▸ **Extracts from a graphics dataset**:
__________

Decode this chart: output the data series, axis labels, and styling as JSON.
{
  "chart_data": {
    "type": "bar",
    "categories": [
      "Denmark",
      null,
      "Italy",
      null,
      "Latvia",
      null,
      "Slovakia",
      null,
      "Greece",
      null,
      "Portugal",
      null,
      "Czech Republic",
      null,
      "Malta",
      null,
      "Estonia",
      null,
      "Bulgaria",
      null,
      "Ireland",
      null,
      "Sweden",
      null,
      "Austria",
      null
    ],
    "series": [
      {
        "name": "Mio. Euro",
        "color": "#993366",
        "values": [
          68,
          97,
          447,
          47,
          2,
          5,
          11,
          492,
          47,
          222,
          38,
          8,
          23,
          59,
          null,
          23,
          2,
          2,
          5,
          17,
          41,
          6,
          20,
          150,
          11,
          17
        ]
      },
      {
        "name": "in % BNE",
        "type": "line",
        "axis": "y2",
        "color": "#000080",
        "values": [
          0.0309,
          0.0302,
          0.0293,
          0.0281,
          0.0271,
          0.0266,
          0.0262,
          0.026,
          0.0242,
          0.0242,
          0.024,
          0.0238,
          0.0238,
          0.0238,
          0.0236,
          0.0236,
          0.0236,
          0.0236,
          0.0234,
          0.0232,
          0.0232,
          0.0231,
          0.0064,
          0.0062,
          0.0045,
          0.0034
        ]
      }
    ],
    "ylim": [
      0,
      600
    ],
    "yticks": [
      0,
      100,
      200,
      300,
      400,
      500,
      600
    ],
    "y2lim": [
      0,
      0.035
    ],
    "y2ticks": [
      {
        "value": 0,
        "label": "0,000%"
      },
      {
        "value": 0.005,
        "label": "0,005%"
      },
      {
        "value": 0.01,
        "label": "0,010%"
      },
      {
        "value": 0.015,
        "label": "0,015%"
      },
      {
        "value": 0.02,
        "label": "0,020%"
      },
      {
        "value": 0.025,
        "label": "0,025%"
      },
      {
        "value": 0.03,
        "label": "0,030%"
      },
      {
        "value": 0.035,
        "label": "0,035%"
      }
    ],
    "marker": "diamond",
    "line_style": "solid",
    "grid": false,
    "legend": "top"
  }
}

__________

▸ **Given task**:
Look through the listing above. Pick out each line with "series" and copy it.

▸ **Solved exercise**:
Decode this chart: output the data series, axis labels, and styling as JSON.
    "series": [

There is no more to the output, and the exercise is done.